Pull out every line of the listing below where "Output" appears.

• [RECORDS TO USE]:
--- begin ---

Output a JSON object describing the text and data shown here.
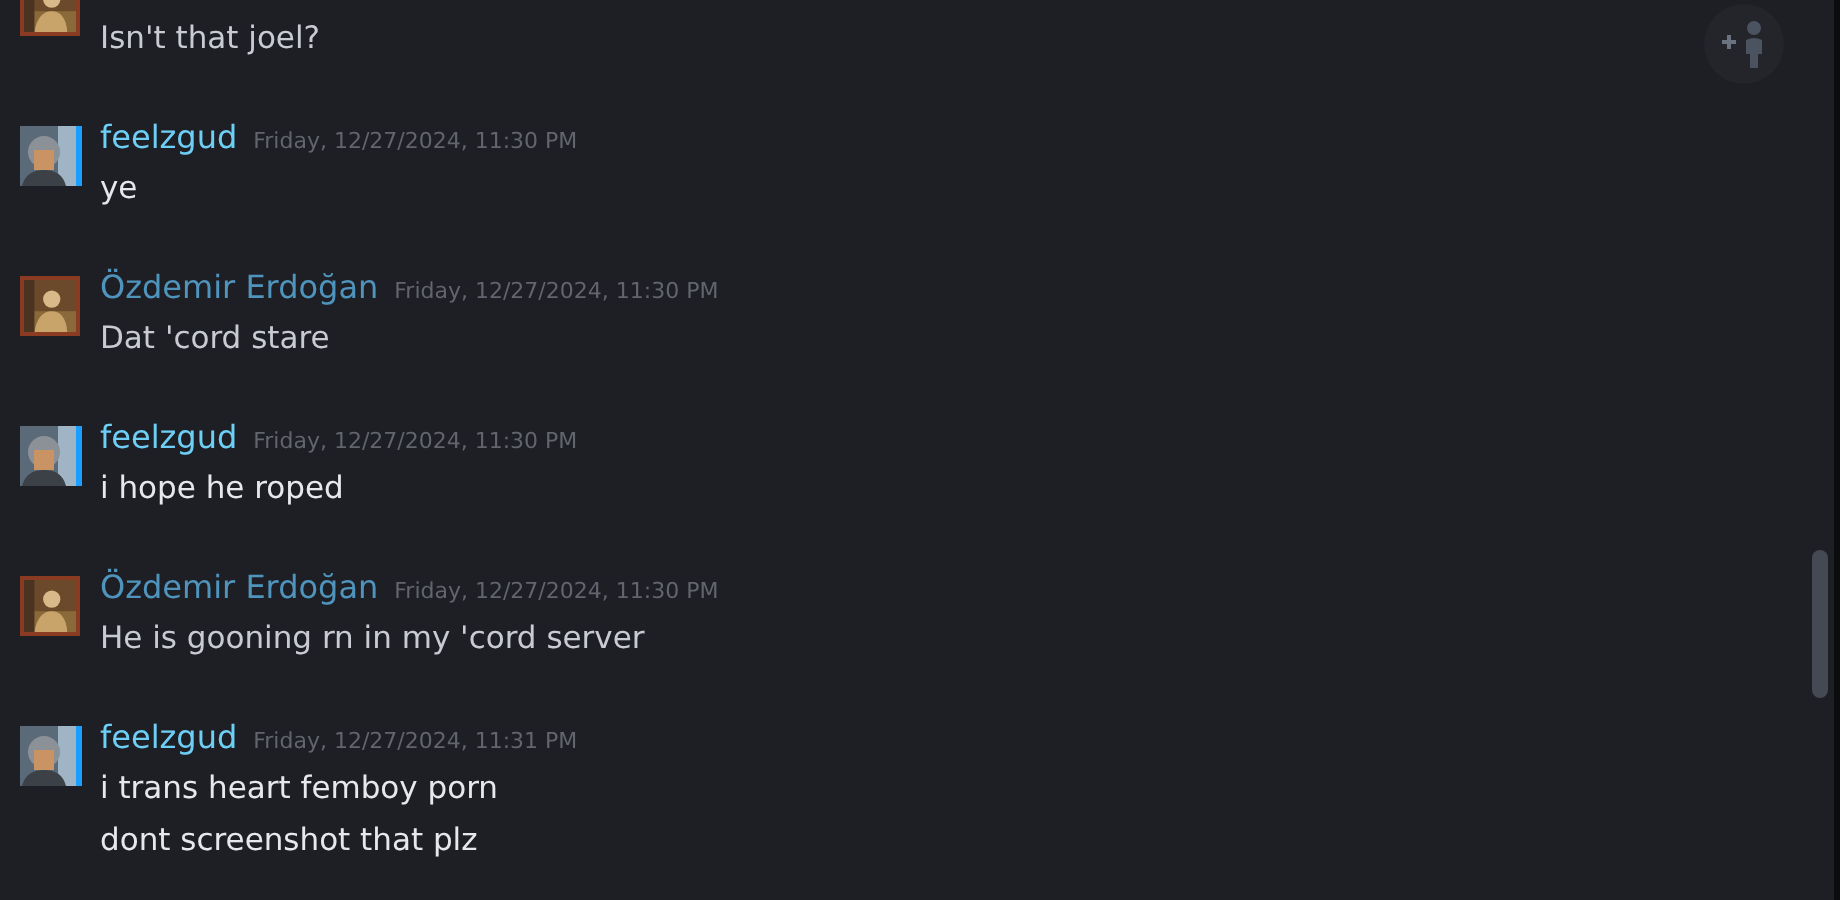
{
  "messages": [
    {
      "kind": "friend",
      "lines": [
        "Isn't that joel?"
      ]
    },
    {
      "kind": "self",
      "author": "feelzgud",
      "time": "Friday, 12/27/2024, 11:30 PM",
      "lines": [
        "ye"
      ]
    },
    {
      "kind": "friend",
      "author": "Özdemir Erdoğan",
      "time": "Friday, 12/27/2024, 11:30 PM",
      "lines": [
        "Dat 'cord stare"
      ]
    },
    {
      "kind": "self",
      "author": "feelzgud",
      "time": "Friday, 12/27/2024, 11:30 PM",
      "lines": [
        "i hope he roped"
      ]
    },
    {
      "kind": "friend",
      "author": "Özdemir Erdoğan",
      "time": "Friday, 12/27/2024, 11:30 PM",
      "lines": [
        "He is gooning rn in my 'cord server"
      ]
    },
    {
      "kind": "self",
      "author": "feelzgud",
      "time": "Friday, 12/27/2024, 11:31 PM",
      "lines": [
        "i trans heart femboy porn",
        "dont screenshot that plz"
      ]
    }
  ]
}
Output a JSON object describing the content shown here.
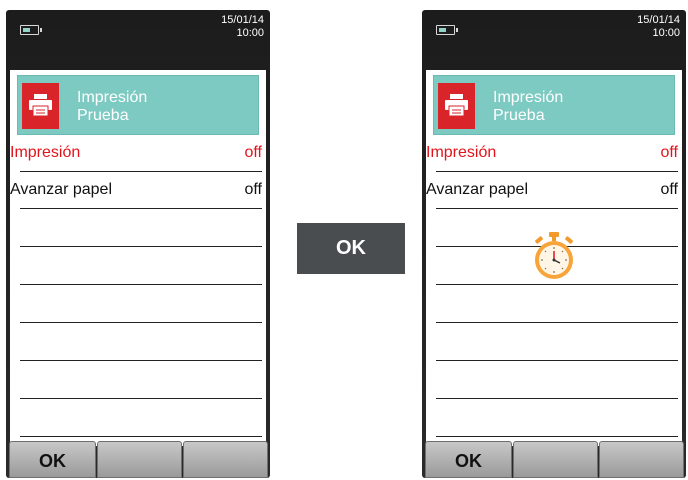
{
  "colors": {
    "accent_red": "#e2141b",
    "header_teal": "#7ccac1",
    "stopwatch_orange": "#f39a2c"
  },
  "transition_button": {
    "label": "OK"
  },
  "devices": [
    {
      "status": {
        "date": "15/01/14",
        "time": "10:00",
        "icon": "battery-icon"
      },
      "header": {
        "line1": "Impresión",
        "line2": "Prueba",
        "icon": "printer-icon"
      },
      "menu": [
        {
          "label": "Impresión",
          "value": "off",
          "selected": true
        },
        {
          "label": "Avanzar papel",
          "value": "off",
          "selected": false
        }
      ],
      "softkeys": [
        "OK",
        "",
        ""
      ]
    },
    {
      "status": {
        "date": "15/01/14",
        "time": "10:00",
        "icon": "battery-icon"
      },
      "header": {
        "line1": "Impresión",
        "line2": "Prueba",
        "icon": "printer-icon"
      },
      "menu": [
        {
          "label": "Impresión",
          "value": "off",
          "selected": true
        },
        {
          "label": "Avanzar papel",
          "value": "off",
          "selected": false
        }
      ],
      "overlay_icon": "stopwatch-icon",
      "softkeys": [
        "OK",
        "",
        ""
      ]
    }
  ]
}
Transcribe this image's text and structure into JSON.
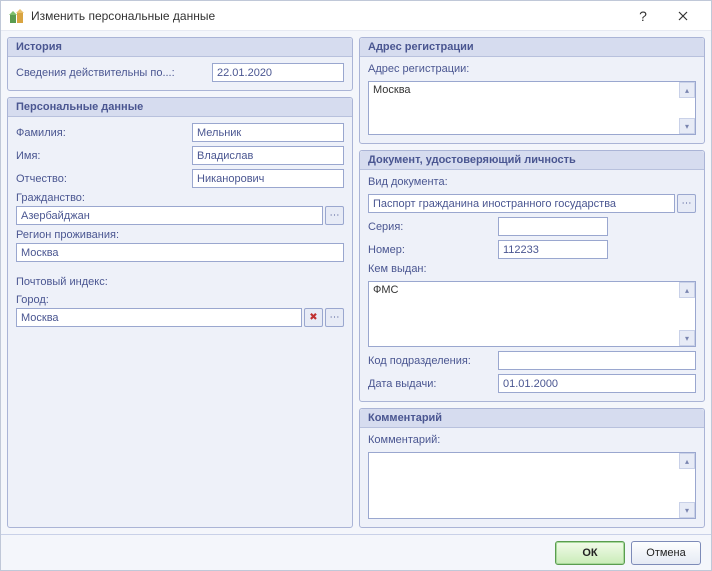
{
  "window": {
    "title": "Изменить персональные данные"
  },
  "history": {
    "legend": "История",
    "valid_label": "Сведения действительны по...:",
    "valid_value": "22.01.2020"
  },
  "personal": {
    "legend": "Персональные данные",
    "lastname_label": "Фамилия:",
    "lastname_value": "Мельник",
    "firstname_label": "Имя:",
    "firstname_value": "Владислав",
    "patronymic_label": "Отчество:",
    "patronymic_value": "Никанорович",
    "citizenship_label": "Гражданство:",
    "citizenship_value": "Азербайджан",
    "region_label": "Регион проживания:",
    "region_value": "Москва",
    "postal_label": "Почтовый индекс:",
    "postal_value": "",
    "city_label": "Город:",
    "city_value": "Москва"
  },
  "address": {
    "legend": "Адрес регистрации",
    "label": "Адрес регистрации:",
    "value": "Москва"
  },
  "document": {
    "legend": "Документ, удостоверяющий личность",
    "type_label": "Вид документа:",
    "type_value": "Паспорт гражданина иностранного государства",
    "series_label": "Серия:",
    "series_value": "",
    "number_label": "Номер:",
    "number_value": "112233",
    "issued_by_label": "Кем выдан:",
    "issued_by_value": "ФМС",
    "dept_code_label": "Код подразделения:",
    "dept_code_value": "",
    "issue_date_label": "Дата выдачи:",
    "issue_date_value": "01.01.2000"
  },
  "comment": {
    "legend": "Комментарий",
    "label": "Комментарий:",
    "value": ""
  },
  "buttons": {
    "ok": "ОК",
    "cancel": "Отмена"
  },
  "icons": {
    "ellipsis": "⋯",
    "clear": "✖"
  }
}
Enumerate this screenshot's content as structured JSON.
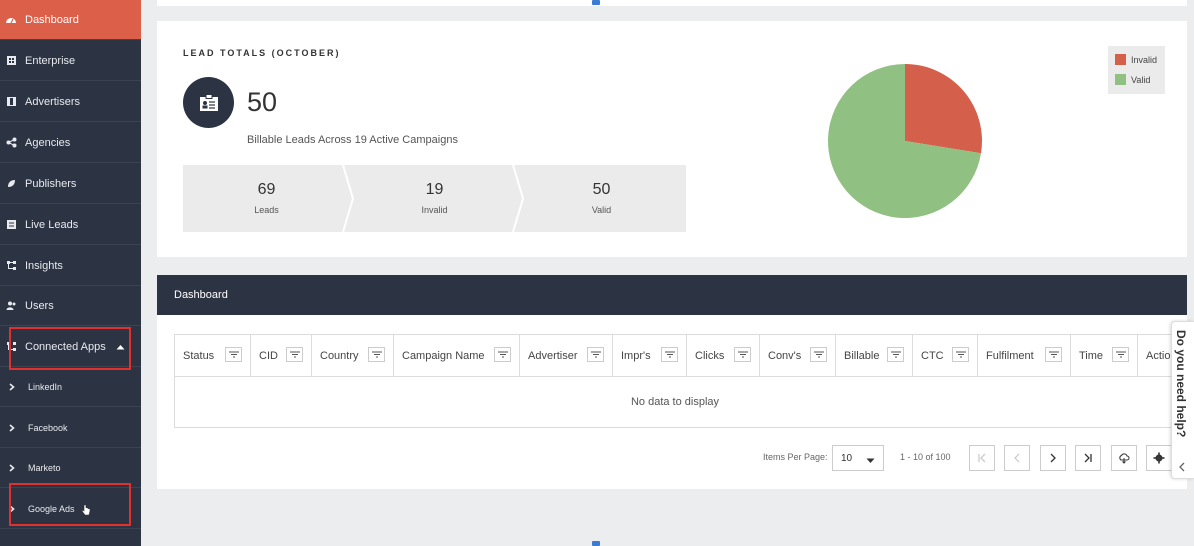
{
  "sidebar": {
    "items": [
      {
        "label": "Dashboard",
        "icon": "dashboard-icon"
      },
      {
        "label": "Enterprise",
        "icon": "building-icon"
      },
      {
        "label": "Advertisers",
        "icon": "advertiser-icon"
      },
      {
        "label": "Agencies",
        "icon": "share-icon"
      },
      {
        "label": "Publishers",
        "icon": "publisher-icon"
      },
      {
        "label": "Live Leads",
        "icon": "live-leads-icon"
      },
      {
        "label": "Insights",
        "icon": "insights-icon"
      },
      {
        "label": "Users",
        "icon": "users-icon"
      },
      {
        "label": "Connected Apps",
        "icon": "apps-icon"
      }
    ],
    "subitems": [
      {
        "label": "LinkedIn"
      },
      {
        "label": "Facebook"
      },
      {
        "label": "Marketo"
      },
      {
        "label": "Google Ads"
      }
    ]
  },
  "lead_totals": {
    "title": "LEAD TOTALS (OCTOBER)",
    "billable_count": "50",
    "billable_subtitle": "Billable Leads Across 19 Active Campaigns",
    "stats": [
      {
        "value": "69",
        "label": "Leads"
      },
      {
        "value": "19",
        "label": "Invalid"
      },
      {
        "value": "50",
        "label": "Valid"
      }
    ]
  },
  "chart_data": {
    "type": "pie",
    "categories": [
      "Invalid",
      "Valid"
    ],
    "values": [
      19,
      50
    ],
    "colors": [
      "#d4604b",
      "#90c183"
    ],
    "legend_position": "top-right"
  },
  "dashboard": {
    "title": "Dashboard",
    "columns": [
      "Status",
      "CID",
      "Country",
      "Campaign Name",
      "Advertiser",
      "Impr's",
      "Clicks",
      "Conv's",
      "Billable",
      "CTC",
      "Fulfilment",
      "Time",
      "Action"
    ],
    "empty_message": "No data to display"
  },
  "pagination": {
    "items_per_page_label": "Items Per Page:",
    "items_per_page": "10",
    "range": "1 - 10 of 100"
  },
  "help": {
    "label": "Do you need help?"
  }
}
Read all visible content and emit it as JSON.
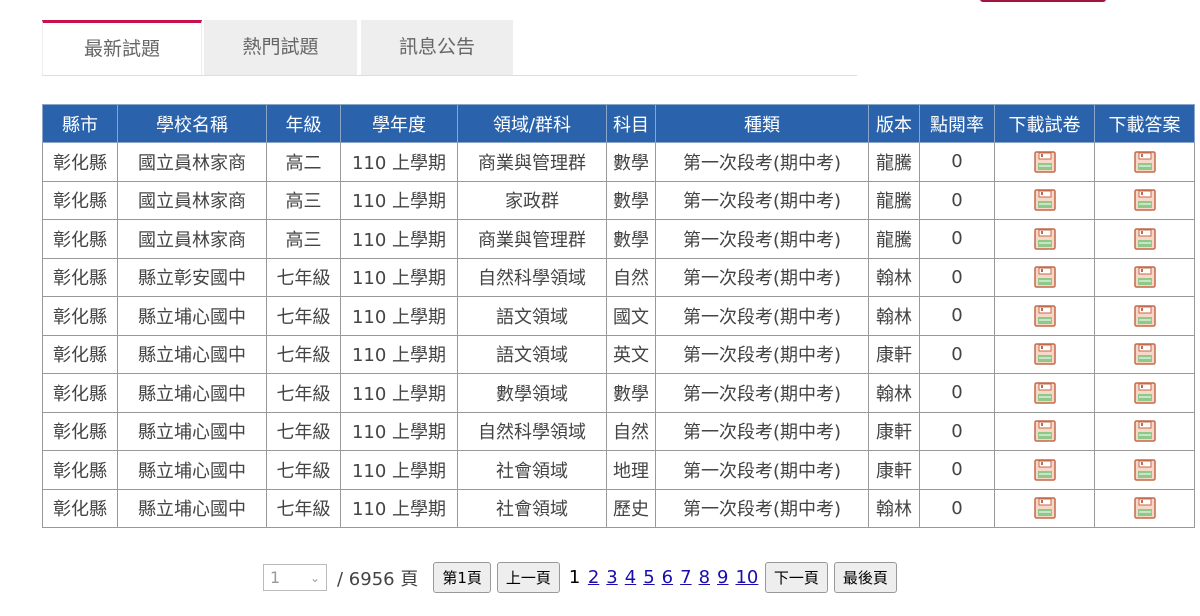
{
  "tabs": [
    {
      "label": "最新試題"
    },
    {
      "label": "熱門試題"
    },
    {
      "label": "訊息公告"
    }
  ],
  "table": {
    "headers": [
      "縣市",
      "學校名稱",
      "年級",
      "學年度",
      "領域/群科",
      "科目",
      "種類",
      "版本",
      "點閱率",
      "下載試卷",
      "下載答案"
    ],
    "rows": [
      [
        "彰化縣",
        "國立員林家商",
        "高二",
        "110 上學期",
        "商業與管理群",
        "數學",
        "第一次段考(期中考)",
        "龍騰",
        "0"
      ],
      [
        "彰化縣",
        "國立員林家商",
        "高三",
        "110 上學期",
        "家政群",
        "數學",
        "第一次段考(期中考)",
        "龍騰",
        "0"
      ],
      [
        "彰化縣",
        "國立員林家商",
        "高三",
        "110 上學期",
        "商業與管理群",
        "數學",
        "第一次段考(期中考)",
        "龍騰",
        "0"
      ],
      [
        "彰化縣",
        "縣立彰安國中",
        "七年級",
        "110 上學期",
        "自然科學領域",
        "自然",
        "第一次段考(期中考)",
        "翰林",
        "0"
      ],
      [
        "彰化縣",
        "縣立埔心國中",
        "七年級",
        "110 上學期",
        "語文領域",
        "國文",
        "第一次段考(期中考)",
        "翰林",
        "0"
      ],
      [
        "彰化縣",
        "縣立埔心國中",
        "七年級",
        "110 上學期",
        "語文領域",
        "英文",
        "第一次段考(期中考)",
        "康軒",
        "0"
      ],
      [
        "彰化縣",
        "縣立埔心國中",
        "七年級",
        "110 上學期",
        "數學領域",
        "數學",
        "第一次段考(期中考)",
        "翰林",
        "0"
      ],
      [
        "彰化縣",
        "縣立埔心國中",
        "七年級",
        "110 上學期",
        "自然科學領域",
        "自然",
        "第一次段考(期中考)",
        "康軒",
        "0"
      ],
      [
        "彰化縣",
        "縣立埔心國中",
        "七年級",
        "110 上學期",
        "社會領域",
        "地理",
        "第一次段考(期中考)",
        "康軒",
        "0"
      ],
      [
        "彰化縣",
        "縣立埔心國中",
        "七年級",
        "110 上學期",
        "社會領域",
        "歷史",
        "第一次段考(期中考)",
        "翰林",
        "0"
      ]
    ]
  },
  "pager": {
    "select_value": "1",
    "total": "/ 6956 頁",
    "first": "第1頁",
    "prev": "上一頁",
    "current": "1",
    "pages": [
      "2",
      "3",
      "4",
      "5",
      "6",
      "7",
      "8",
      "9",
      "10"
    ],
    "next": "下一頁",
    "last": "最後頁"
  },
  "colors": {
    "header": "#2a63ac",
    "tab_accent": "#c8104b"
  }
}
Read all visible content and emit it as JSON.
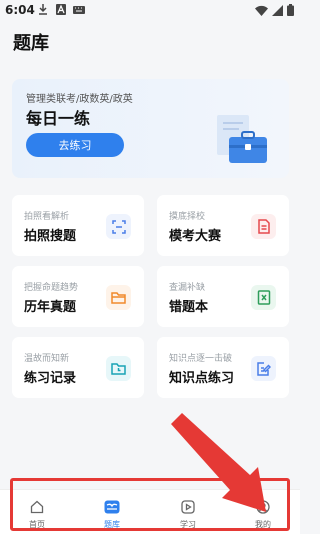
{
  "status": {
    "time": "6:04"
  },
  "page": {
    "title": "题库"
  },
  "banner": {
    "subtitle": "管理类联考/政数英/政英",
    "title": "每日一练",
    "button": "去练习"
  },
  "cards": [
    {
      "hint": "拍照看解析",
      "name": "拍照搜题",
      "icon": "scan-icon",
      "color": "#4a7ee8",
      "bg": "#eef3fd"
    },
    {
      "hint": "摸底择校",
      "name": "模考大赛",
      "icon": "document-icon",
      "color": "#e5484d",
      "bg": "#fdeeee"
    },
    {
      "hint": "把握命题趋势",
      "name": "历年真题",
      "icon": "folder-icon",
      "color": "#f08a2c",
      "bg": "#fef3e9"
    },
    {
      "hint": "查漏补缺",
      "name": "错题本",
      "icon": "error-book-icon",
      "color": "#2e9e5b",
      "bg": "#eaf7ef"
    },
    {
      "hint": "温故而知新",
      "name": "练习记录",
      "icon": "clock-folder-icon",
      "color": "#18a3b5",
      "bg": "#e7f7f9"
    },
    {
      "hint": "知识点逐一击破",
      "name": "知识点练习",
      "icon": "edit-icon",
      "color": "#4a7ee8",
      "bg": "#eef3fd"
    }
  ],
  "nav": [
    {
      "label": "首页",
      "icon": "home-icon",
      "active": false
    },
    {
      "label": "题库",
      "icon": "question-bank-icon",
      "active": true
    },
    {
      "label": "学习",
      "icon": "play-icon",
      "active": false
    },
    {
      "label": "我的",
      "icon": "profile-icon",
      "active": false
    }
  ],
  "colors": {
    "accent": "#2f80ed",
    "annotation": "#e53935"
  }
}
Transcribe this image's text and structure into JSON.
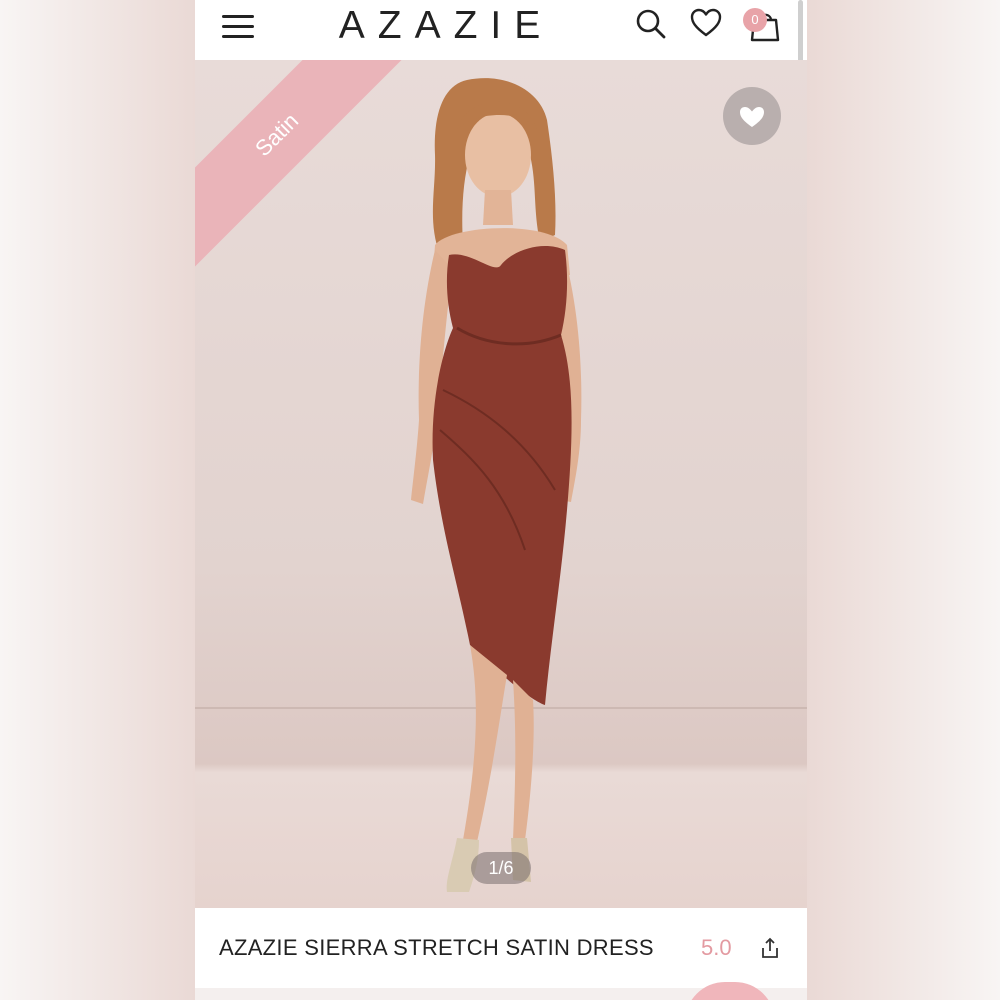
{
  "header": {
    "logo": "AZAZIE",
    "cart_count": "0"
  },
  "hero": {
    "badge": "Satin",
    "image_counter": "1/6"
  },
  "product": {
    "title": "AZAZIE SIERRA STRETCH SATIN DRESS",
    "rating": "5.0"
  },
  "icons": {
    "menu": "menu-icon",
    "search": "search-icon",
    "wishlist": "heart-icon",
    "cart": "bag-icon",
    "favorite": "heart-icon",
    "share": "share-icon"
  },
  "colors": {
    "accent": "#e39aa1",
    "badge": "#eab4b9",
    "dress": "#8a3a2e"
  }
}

--- end ---

• [EXERCISE ANSWER]:
Output a JSON object describing the text and data shown here.
Output a JSON object describing the content shown here.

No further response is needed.